Lines that hold the word "несовершеннолетних" should be located and copied.
═════ SUPPLIED RECORDS ═════
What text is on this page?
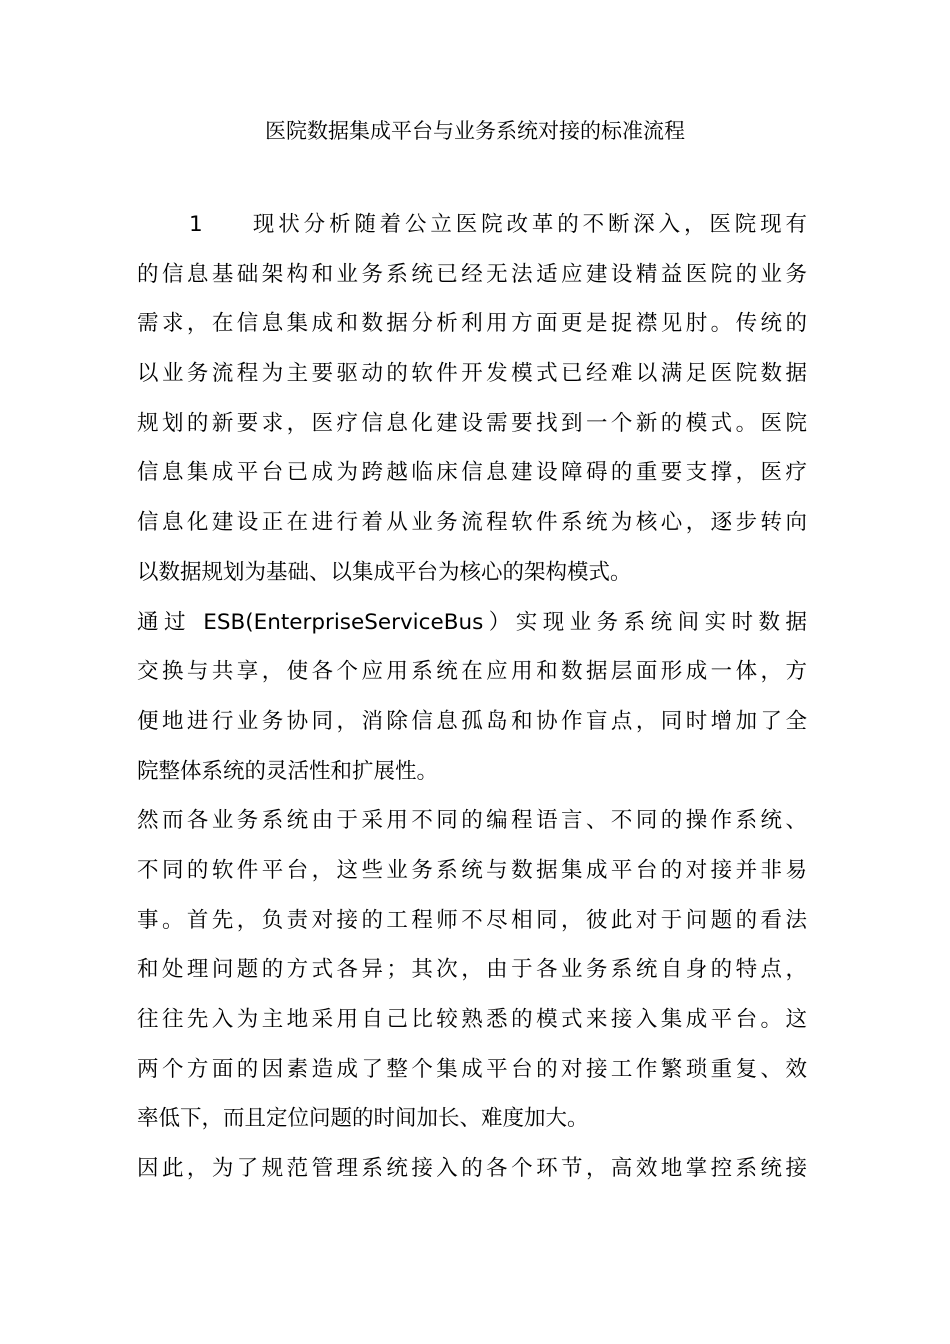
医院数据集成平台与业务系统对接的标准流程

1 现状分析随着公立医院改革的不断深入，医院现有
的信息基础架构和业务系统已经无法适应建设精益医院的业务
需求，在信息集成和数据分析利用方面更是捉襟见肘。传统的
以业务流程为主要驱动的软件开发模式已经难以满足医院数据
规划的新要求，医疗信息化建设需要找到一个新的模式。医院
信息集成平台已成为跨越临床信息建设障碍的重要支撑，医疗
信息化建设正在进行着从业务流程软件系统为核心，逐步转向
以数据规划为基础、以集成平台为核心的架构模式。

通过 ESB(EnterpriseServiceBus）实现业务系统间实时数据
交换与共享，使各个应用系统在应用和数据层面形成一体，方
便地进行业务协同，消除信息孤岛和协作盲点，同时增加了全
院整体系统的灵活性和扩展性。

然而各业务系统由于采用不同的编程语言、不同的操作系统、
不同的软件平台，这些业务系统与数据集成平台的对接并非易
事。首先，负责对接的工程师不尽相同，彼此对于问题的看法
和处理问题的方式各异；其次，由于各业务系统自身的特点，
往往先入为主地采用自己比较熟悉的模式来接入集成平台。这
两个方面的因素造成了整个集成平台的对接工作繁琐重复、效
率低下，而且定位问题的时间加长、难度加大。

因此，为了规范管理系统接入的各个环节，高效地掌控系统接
═════
═════ SUPPLIED RECORDS ═════
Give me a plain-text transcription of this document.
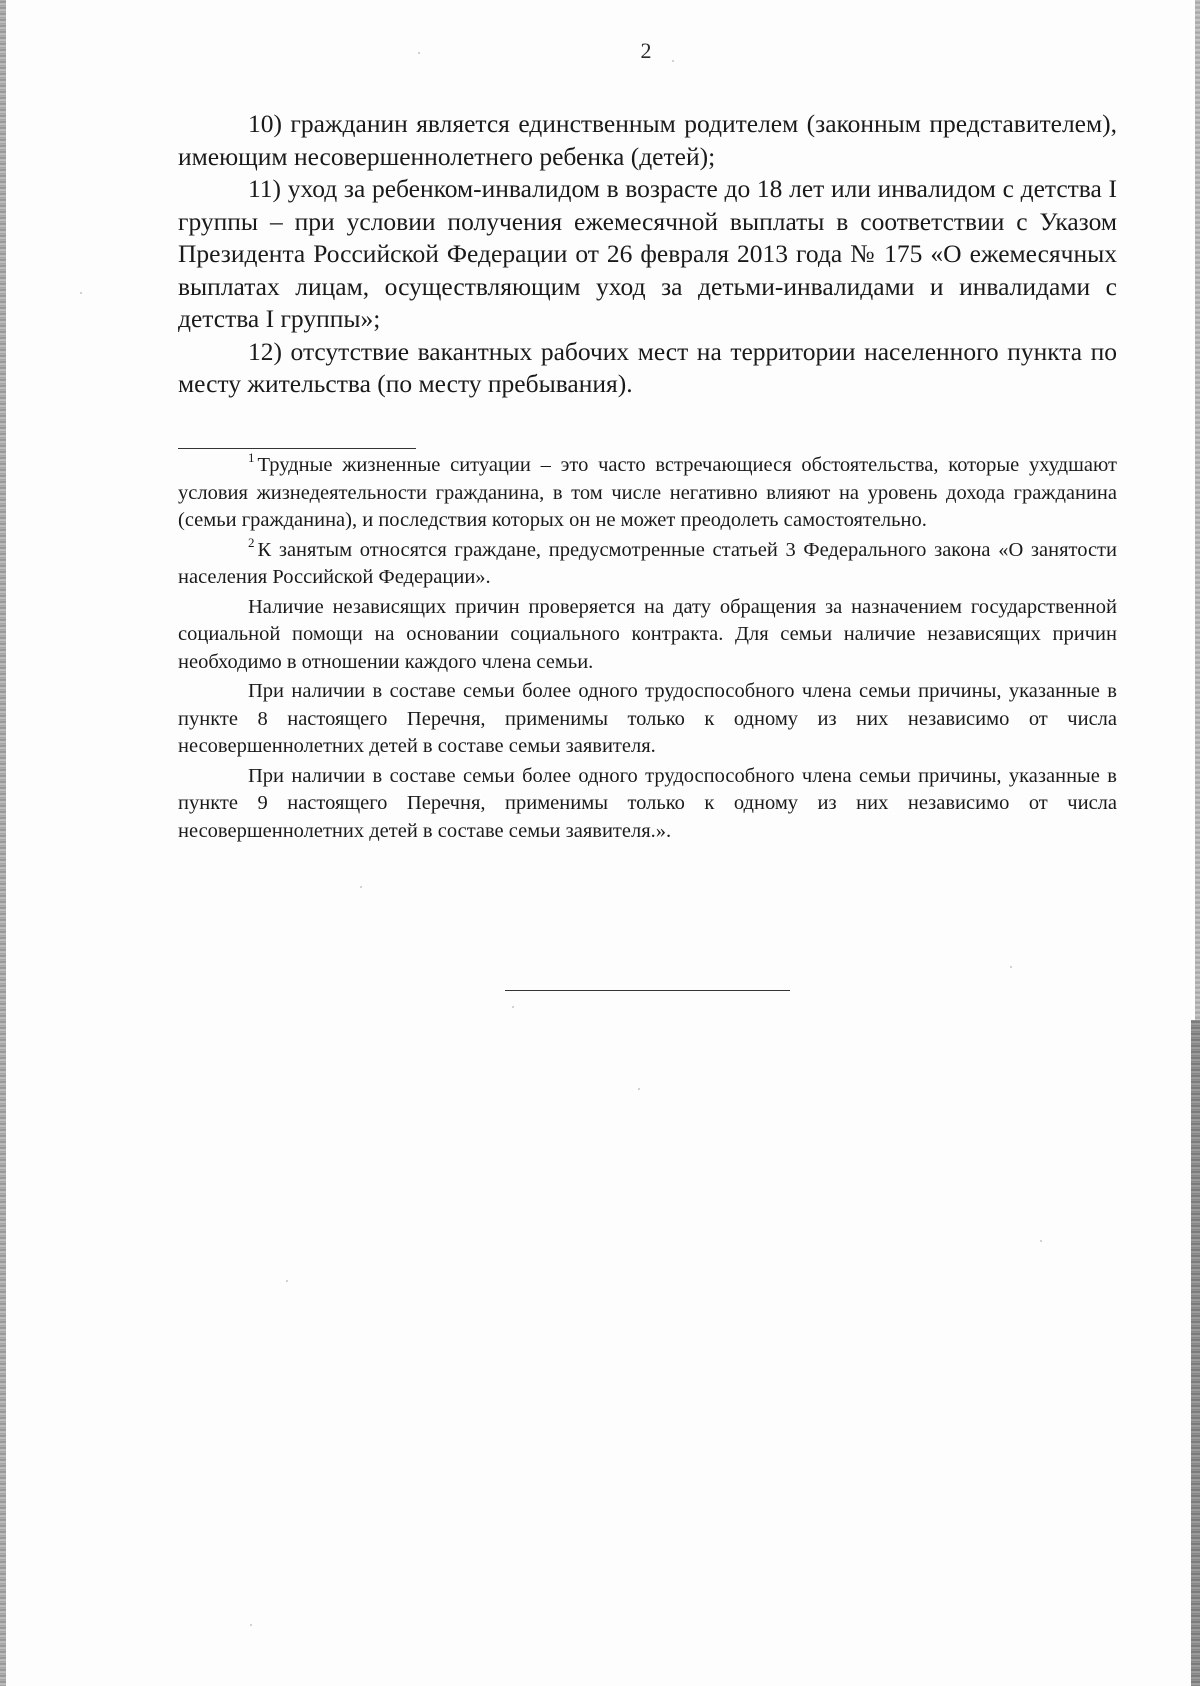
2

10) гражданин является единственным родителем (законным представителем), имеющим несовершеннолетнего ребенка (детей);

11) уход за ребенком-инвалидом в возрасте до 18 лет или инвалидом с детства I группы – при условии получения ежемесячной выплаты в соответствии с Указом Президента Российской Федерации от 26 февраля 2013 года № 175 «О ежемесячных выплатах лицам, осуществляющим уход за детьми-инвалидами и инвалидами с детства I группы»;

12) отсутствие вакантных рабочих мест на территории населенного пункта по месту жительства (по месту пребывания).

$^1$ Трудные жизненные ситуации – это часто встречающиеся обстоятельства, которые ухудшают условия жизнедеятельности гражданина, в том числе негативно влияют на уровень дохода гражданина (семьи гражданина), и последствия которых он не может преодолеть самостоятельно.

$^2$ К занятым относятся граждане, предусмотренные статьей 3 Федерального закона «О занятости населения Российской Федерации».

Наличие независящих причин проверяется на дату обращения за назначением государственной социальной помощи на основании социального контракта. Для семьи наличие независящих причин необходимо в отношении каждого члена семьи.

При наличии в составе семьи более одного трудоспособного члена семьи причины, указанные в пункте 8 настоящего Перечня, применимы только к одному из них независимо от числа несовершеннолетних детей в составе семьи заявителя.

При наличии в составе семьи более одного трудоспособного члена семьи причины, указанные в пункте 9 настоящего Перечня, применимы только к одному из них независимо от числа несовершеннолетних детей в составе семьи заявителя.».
═════
SOLUTION TO THIS EXERCISE:
При наличии в составе семьи более одного трудоспособного члена семьи причины, указанные в пункте 8 настоящего Перечня, применимы только к одному из них независимо от числа несовершеннолетних детей в составе семьи заявителя.
При наличии в составе семьи более одного трудоспособного члена семьи причины, указанные в пункте 9 настоящего Перечня, применимы только к одному из них независимо от числа несовершеннолетних детей в составе семьи заявителя.».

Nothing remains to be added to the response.